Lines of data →
-- begin --
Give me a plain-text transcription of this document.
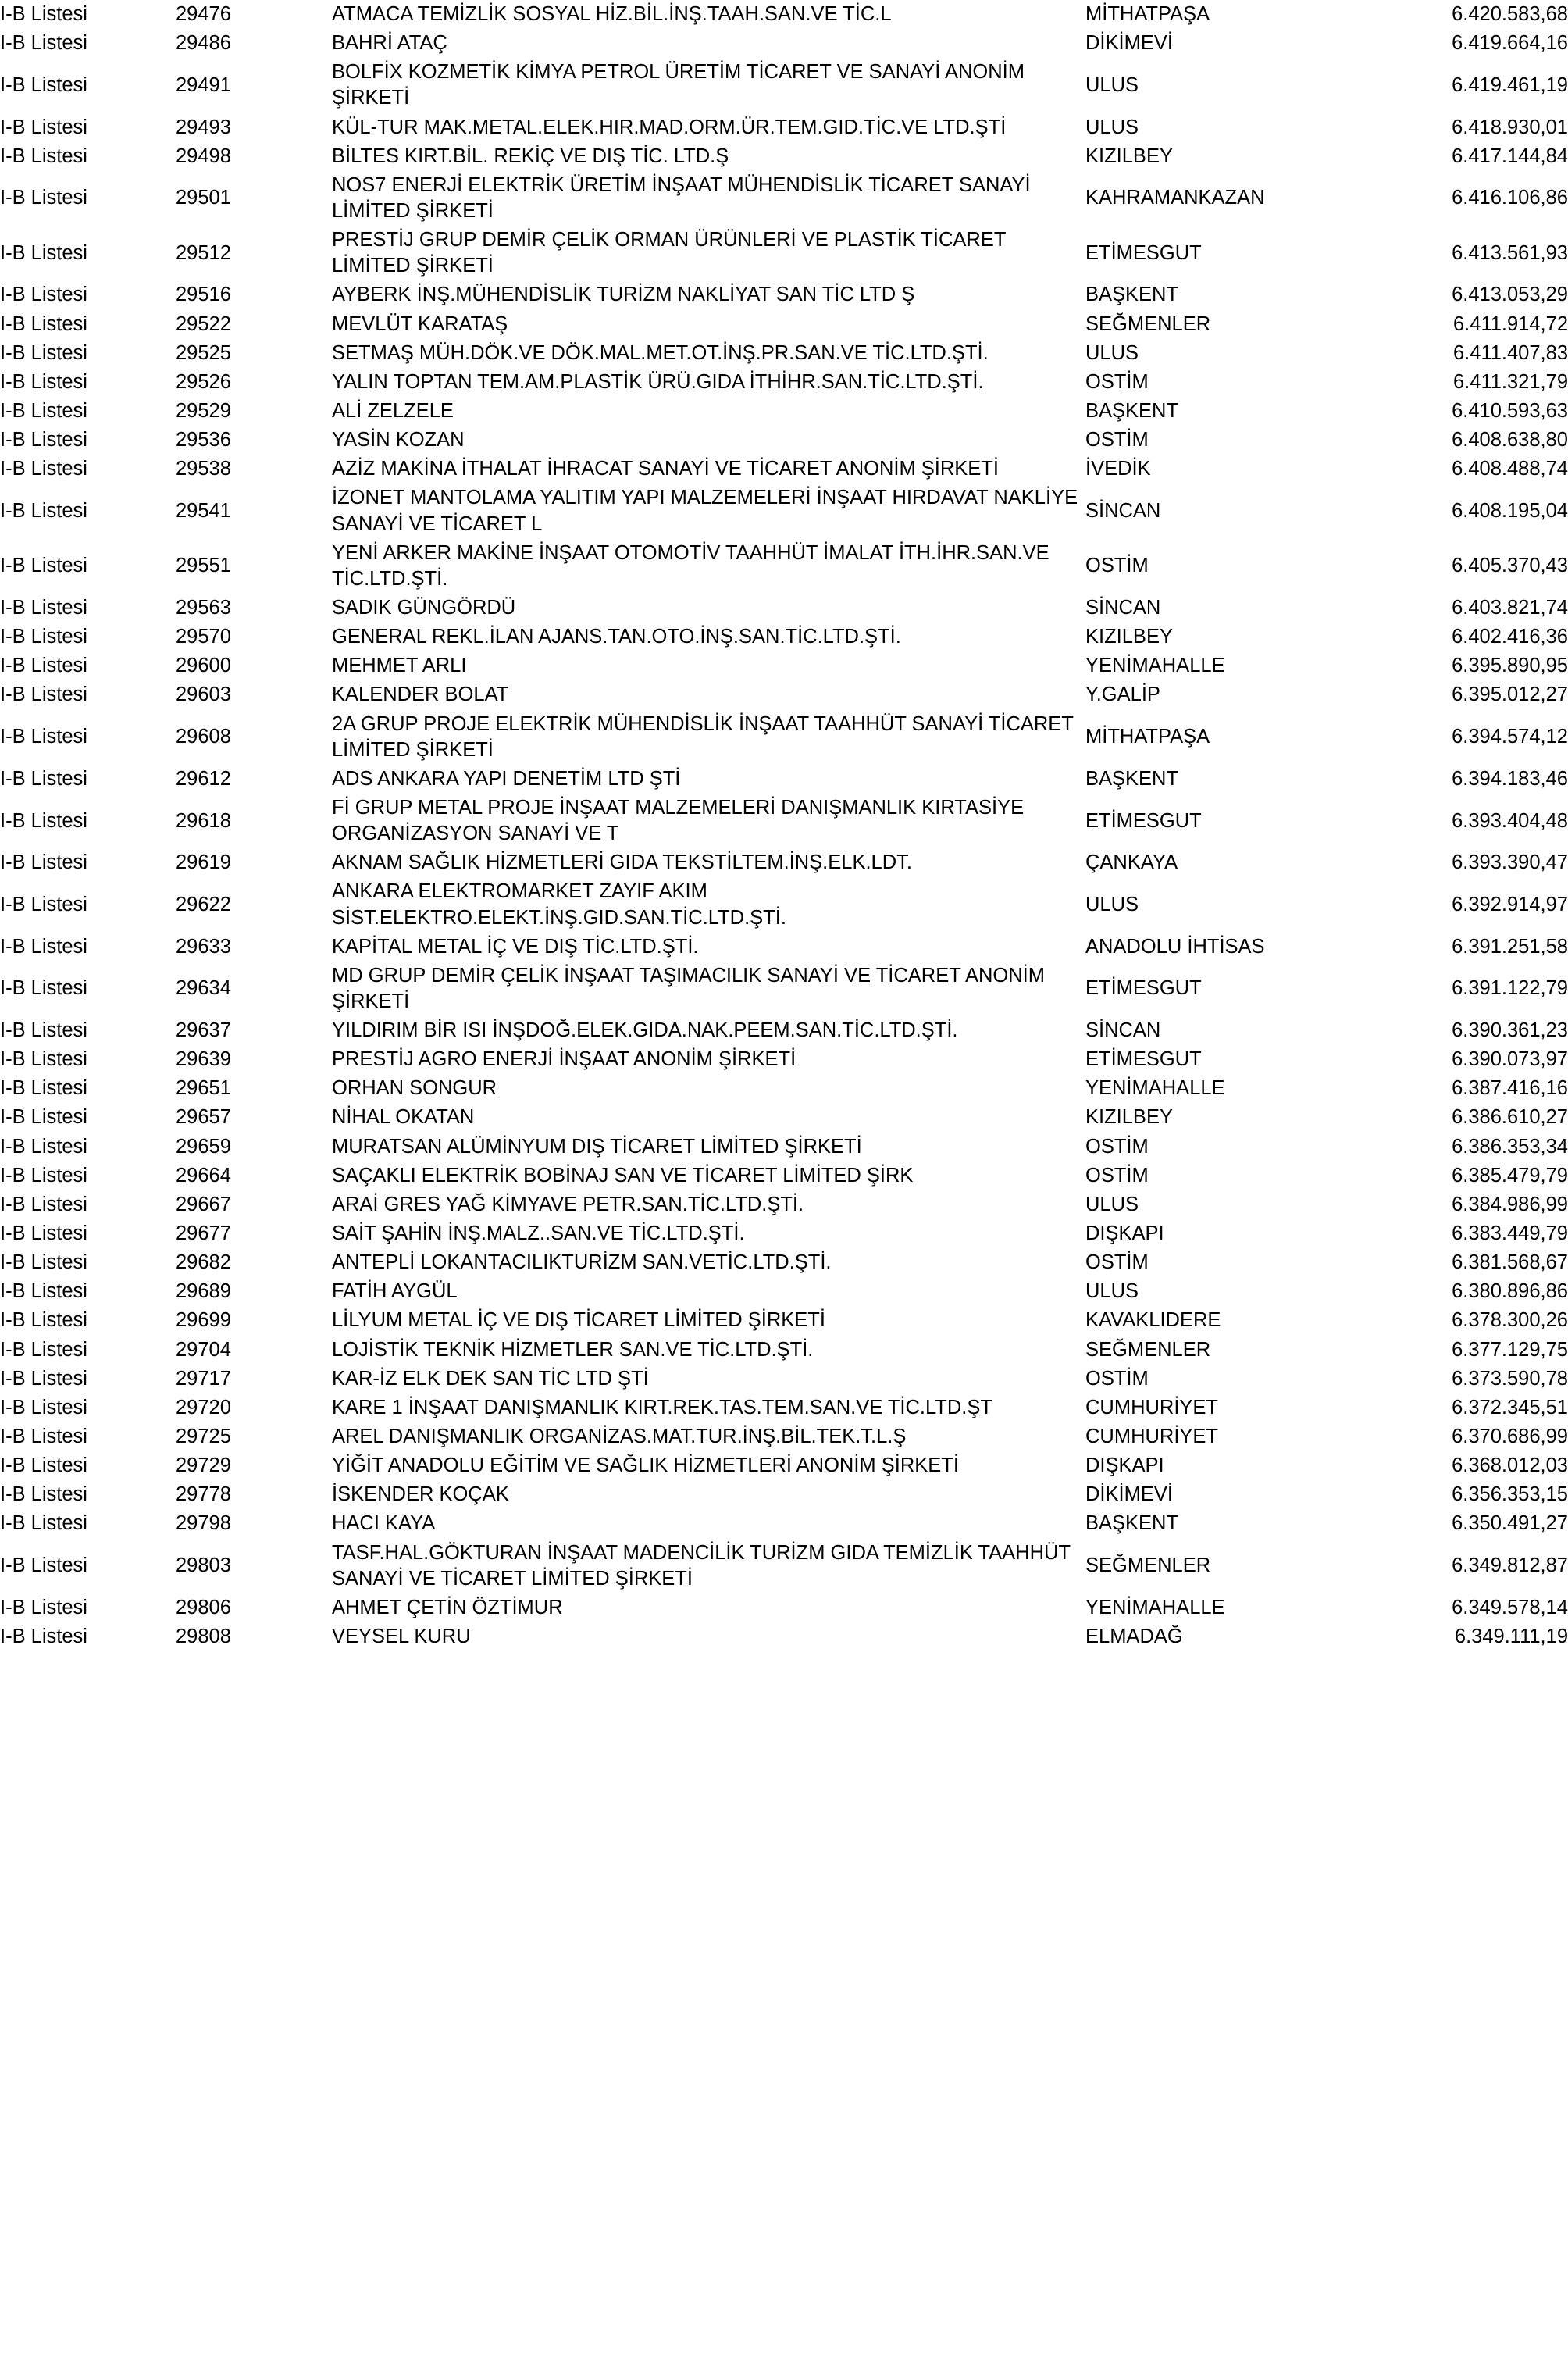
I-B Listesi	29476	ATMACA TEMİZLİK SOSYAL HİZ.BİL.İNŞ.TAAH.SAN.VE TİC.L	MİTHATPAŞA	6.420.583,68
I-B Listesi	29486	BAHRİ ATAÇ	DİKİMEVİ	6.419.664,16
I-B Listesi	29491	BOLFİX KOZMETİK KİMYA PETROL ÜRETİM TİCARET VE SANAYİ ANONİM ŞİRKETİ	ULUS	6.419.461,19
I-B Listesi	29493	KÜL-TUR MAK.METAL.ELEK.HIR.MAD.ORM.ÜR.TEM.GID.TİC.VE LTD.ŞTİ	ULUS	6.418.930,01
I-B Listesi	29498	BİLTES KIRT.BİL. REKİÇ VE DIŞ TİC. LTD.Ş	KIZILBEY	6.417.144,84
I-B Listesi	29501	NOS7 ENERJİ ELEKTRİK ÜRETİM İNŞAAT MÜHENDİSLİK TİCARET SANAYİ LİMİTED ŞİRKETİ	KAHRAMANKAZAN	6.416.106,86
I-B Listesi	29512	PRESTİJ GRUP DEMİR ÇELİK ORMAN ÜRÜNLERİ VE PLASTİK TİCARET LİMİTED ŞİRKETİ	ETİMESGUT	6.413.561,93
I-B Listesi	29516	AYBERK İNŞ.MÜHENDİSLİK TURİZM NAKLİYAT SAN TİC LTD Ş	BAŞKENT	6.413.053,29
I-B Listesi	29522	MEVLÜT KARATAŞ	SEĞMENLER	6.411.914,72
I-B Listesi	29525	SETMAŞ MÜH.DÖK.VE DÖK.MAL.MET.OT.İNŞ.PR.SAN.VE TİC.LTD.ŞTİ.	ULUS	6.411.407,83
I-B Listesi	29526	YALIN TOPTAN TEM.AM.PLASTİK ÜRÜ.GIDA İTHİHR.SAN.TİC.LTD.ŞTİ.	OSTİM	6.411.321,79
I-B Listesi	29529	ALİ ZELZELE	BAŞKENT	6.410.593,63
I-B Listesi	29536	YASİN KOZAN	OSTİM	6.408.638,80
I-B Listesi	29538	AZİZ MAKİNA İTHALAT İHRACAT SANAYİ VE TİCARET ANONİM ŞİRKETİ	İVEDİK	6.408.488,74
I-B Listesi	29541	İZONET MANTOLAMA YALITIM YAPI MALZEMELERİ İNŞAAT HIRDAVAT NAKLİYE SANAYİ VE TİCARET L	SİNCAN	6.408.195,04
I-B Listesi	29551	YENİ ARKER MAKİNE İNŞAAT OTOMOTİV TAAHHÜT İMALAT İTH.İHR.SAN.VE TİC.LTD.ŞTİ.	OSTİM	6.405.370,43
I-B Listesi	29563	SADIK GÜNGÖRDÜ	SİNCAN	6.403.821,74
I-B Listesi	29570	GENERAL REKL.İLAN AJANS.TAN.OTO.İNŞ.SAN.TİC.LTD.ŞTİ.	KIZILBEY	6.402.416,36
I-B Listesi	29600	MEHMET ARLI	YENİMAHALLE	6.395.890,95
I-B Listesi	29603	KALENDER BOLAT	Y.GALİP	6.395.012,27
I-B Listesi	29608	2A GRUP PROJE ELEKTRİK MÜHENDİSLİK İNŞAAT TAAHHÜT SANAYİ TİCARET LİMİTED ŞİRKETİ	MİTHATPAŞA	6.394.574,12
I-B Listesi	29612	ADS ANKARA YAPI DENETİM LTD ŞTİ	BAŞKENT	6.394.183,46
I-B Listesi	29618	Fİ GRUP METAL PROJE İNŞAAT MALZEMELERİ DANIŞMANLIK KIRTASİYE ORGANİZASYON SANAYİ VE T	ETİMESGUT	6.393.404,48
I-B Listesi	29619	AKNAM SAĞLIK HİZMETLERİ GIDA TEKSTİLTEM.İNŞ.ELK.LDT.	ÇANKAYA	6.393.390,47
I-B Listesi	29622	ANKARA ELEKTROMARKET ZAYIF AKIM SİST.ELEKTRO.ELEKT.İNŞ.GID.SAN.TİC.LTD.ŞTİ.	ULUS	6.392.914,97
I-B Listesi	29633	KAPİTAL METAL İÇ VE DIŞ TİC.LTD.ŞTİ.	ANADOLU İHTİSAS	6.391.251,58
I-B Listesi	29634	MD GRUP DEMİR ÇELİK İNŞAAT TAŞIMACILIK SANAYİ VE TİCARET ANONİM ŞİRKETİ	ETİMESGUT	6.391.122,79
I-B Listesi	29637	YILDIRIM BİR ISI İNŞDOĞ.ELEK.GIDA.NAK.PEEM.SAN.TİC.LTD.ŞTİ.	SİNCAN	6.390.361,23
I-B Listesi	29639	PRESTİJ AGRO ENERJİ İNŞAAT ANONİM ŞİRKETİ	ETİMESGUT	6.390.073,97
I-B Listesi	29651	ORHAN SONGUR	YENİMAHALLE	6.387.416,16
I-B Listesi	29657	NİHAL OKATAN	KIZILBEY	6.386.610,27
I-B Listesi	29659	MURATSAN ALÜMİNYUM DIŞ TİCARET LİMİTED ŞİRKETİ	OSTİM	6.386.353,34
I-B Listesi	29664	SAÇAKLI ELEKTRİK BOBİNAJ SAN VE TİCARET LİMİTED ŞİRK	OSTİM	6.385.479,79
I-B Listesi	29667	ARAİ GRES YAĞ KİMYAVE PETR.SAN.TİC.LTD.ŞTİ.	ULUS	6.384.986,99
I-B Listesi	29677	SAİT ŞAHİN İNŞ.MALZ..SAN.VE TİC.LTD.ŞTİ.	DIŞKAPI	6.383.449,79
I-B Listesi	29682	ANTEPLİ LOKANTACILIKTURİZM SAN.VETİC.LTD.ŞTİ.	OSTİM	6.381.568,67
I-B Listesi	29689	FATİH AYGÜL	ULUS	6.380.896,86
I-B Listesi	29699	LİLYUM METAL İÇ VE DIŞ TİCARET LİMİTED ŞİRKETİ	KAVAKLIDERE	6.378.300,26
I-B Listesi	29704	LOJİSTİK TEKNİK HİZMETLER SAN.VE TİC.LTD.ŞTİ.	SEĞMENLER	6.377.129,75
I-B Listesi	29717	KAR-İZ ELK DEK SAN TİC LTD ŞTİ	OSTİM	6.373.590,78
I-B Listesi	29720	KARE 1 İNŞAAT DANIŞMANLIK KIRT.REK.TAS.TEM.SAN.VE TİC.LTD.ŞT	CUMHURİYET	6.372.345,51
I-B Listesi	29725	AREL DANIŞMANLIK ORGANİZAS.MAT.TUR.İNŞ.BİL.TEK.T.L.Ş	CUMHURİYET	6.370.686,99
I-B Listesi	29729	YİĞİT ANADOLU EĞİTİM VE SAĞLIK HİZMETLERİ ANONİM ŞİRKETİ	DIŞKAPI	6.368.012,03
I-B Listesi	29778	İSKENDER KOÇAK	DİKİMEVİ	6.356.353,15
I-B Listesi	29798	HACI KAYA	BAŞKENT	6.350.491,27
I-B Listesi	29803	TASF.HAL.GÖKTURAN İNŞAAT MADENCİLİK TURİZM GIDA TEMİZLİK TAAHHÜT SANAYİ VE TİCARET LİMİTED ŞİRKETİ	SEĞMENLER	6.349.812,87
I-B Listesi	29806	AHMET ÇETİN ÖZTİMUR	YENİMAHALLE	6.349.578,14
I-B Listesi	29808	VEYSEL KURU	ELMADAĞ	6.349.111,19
-- end --
Aim of the exercise → Transcribe every record above exactly, leaving out the pictures.

Expected answer →
Give me a plain-text transcription of this document.
I-B Listesi	29476	ATMACA TEMİZLİK SOSYAL HİZ.BİL.İNŞ.TAAH.SAN.VE TİC.L	MİTHATPAŞA	6.420.583,68
I-B Listesi	29486	BAHRİ ATAÇ	DİKİMEVİ	6.419.664,16
I-B Listesi	29491	BOLFİX KOZMETİK KİMYA PETROL ÜRETİM TİCARET VE SANAYİ ANONİM ŞİRKETİ	ULUS	6.419.461,19
I-B Listesi	29493	KÜL-TUR MAK.METAL.ELEK.HIR.MAD.ORM.ÜR.TEM.GID.TİC.VE LTD.ŞTİ	ULUS	6.418.930,01
I-B Listesi	29498	BİLTES KIRT.BİL. REKİÇ VE DIŞ TİC. LTD.Ş	KIZILBEY	6.417.144,84
I-B Listesi	29501	NOS7 ENERJİ ELEKTRİK ÜRETİM İNŞAAT MÜHENDİSLİK TİCARET SANAYİ LİMİTED ŞİRKETİ	KAHRAMANKAZAN	6.416.106,86
I-B Listesi	29512	PRESTİJ GRUP DEMİR ÇELİK ORMAN ÜRÜNLERİ VE PLASTİK TİCARET LİMİTED ŞİRKETİ	ETİMESGUT	6.413.561,93
I-B Listesi	29516	AYBERK İNŞ.MÜHENDİSLİK TURİZM NAKLİYAT SAN TİC LTD Ş	BAŞKENT	6.413.053,29
I-B Listesi	29522	MEVLÜT KARATAŞ	SEĞMENLER	6.411.914,72
I-B Listesi	29525	SETMAŞ MÜH.DÖK.VE DÖK.MAL.MET.OT.İNŞ.PR.SAN.VE TİC.LTD.ŞTİ.	ULUS	6.411.407,83
I-B Listesi	29526	YALIN TOPTAN TEM.AM.PLASTİK ÜRÜ.GIDA İTHİHR.SAN.TİC.LTD.ŞTİ.	OSTİM	6.411.321,79
I-B Listesi	29529	ALİ ZELZELE	BAŞKENT	6.410.593,63
I-B Listesi	29536	YASİN KOZAN	OSTİM	6.408.638,80
I-B Listesi	29538	AZİZ MAKİNA İTHALAT İHRACAT SANAYİ VE TİCARET ANONİM ŞİRKETİ	İVEDİK	6.408.488,74
I-B Listesi	29541	İZONET MANTOLAMA YALITIM YAPI MALZEMELERİ İNŞAAT HIRDAVAT NAKLİYE SANAYİ VE TİCARET L	SİNCAN	6.408.195,04
I-B Listesi	29551	YENİ ARKER MAKİNE İNŞAAT OTOMOTİV TAAHHÜT İMALAT İTH.İHR.SAN.VE TİC.LTD.ŞTİ.	OSTİM	6.405.370,43
I-B Listesi	29563	SADIK GÜNGÖRDÜ	SİNCAN	6.403.821,74
I-B Listesi	29570	GENERAL REKL.İLAN AJANS.TAN.OTO.İNŞ.SAN.TİC.LTD.ŞTİ.	KIZILBEY	6.402.416,36
I-B Listesi	29600	MEHMET ARLI	YENİMAHALLE	6.395.890,95
I-B Listesi	29603	KALENDER BOLAT	Y.GALİP	6.395.012,27
I-B Listesi	29608	2A GRUP PROJE ELEKTRİK MÜHENDİSLİK İNŞAAT TAAHHÜT SANAYİ TİCARET LİMİTED ŞİRKETİ	MİTHATPAŞA	6.394.574,12
I-B Listesi	29612	ADS ANKARA YAPI DENETİM LTD ŞTİ	BAŞKENT	6.394.183,46
I-B Listesi	29618	Fİ GRUP METAL PROJE İNŞAAT MALZEMELERİ DANIŞMANLIK KIRTASİYE ORGANİZASYON SANAYİ VE T	ETİMESGUT	6.393.404,48
I-B Listesi	29619	AKNAM SAĞLIK HİZMETLERİ GIDA TEKSTİLTEM.İNŞ.ELK.LDT.	ÇANKAYA	6.393.390,47
I-B Listesi	29622	ANKARA ELEKTROMARKET ZAYIF AKIM SİST.ELEKTRO.ELEKT.İNŞ.GID.SAN.TİC.LTD.ŞTİ.	ULUS	6.392.914,97
I-B Listesi	29633	KAPİTAL METAL İÇ VE DIŞ TİC.LTD.ŞTİ.	ANADOLU İHTİSAS	6.391.251,58
I-B Listesi	29634	MD GRUP DEMİR ÇELİK İNŞAAT TAŞIMACILIK SANAYİ VE TİCARET ANONİM ŞİRKETİ	ETİMESGUT	6.391.122,79
I-B Listesi	29637	YILDIRIM BİR ISI İNŞDOĞ.ELEK.GIDA.NAK.PEEM.SAN.TİC.LTD.ŞTİ.	SİNCAN	6.390.361,23
I-B Listesi	29639	PRESTİJ AGRO ENERJİ İNŞAAT ANONİM ŞİRKETİ	ETİMESGUT	6.390.073,97
I-B Listesi	29651	ORHAN SONGUR	YENİMAHALLE	6.387.416,16
I-B Listesi	29657	NİHAL OKATAN	KIZILBEY	6.386.610,27
I-B Listesi	29659	MURATSAN ALÜMİNYUM DIŞ TİCARET LİMİTED ŞİRKETİ	OSTİM	6.386.353,34
I-B Listesi	29664	SAÇAKLI ELEKTRİK BOBİNAJ SAN VE TİCARET LİMİTED ŞİRK	OSTİM	6.385.479,79
I-B Listesi	29667	ARAİ GRES YAĞ KİMYAVE PETR.SAN.TİC.LTD.ŞTİ.	ULUS	6.384.986,99
I-B Listesi	29677	SAİT ŞAHİN İNŞ.MALZ..SAN.VE TİC.LTD.ŞTİ.	DIŞKAPI	6.383.449,79
I-B Listesi	29682	ANTEPLİ LOKANTACILIKTURİZM SAN.VETİC.LTD.ŞTİ.	OSTİM	6.381.568,67
I-B Listesi	29689	FATİH AYGÜL	ULUS	6.380.896,86
I-B Listesi	29699	LİLYUM METAL İÇ VE DIŞ TİCARET LİMİTED ŞİRKETİ	KAVAKLIDERE	6.378.300,26
I-B Listesi	29704	LOJİSTİK TEKNİK HİZMETLER SAN.VE TİC.LTD.ŞTİ.	SEĞMENLER	6.377.129,75
I-B Listesi	29717	KAR-İZ ELK DEK SAN TİC LTD ŞTİ	OSTİM	6.373.590,78
I-B Listesi	29720	KARE 1 İNŞAAT DANIŞMANLIK KIRT.REK.TAS.TEM.SAN.VE TİC.LTD.ŞT	CUMHURİYET	6.372.345,51
I-B Listesi	29725	AREL DANIŞMANLIK ORGANİZAS.MAT.TUR.İNŞ.BİL.TEK.T.L.Ş	CUMHURİYET	6.370.686,99
I-B Listesi	29729	YİĞİT ANADOLU EĞİTİM VE SAĞLIK HİZMETLERİ ANONİM ŞİRKETİ	DIŞKAPI	6.368.012,03
I-B Listesi	29778	İSKENDER KOÇAK	DİKİMEVİ	6.356.353,15
I-B Listesi	29798	HACI KAYA	BAŞKENT	6.350.491,27
I-B Listesi	29803	TASF.HAL.GÖKTURAN İNŞAAT MADENCİLİK TURİZM GIDA TEMİZLİK TAAHHÜT SANAYİ VE TİCARET LİMİTED ŞİRKETİ	SEĞMENLER	6.349.812,87
I-B Listesi	29806	AHMET ÇETİN ÖZTİMUR	YENİMAHALLE	6.349.578,14
I-B Listesi	29808	VEYSEL KURU	ELMADAĞ	6.349.111,19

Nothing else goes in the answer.